— SUPPLIED RECORDS —
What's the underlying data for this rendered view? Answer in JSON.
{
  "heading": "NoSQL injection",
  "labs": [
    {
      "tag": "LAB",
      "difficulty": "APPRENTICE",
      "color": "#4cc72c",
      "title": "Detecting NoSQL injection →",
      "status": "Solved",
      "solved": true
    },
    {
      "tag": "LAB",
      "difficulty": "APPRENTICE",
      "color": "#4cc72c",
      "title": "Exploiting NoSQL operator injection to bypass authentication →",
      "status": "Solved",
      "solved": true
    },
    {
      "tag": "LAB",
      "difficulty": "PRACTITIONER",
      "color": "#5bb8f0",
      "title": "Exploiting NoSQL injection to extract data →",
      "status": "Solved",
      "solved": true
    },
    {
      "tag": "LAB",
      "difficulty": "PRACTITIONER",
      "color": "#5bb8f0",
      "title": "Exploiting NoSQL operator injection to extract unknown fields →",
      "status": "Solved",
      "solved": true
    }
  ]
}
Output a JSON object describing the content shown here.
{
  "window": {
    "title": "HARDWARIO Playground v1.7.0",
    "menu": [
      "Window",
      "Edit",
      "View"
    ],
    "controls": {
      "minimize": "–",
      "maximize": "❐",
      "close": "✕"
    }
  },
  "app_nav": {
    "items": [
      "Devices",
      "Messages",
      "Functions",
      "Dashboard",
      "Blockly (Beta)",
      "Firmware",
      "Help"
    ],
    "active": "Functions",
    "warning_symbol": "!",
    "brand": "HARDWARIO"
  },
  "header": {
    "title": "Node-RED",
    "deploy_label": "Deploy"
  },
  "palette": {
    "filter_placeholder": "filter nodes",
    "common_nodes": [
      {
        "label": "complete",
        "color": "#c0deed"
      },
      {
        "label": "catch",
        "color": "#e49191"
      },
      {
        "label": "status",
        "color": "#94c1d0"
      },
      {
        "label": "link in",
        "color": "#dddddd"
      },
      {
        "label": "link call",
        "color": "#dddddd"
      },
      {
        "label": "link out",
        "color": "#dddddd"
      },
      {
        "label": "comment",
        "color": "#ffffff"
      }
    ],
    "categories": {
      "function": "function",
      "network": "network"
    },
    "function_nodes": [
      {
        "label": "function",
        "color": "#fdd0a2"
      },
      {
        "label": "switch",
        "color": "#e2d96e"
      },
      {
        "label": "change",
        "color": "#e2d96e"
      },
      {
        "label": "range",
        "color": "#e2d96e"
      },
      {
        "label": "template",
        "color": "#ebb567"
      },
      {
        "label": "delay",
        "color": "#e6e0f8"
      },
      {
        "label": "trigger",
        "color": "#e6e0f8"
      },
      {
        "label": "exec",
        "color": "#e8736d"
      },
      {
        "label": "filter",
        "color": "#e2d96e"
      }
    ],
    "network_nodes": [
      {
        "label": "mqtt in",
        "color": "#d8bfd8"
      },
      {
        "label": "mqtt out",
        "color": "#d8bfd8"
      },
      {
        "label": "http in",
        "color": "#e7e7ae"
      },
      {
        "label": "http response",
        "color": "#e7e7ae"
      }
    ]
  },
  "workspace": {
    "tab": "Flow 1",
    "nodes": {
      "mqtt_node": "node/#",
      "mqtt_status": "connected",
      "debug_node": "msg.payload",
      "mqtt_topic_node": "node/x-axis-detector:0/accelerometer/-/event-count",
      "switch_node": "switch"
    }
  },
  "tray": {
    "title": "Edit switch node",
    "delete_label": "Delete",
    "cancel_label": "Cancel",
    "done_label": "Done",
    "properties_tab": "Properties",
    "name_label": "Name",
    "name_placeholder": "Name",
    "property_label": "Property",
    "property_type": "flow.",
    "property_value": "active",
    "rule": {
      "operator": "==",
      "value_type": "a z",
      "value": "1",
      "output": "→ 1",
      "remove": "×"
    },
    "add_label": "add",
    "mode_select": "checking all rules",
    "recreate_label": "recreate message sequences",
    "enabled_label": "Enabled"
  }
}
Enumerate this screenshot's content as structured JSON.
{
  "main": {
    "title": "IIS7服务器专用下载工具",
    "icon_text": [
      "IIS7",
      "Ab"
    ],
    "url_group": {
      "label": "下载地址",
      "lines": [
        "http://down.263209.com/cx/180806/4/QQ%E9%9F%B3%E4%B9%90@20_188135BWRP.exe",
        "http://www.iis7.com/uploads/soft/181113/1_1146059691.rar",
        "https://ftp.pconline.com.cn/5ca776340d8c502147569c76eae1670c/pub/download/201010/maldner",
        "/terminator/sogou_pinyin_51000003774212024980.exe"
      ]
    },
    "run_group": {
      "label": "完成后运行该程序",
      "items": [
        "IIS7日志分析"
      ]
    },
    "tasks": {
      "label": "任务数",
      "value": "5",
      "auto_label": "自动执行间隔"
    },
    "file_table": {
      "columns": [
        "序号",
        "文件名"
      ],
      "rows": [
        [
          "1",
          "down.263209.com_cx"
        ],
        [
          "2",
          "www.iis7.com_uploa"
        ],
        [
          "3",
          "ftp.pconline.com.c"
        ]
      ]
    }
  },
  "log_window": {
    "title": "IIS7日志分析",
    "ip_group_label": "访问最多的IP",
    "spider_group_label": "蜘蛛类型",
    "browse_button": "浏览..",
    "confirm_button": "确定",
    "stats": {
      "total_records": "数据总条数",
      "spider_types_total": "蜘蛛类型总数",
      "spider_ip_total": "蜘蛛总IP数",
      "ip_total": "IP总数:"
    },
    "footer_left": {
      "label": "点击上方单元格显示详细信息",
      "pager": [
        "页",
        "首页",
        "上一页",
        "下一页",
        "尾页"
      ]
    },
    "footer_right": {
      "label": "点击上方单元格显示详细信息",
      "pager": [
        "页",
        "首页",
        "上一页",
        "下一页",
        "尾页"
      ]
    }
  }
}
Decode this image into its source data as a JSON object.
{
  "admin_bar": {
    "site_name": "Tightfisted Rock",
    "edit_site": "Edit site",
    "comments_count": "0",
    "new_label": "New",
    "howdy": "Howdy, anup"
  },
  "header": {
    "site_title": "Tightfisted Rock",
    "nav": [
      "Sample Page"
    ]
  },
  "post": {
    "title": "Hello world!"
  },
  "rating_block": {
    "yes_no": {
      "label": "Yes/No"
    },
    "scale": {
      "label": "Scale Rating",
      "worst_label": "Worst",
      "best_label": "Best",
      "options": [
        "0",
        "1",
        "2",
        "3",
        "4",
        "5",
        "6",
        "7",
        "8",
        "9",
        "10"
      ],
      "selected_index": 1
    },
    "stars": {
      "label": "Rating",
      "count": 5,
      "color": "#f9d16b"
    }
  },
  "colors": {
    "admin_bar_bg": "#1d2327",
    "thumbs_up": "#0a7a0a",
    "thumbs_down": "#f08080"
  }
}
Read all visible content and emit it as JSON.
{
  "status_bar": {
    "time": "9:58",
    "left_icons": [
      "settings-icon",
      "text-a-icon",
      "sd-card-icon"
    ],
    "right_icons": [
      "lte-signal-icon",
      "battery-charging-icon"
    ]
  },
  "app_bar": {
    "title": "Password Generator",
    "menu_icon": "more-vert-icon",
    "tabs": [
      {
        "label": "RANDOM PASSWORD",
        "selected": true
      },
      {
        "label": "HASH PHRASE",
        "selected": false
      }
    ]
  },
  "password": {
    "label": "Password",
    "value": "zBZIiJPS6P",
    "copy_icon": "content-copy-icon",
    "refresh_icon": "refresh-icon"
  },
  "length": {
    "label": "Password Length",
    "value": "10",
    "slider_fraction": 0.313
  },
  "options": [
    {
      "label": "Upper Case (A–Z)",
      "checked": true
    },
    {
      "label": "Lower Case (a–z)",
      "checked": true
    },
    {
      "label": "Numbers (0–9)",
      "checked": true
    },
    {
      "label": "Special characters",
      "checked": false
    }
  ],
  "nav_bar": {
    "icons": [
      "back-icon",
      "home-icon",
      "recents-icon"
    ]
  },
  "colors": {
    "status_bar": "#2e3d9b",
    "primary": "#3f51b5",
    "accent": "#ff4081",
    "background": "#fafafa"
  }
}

— SHORT EXERCISE —
Write out each line of the data that holds the string "Exploiting".

— FULL RESPONSE —
      "title": "Exploiting NoSQL operator injection to bypass authentication →",
      "title": "Exploiting NoSQL injection to extract data →",
      "title": "Exploiting NoSQL operator injection to extract unknown fields →",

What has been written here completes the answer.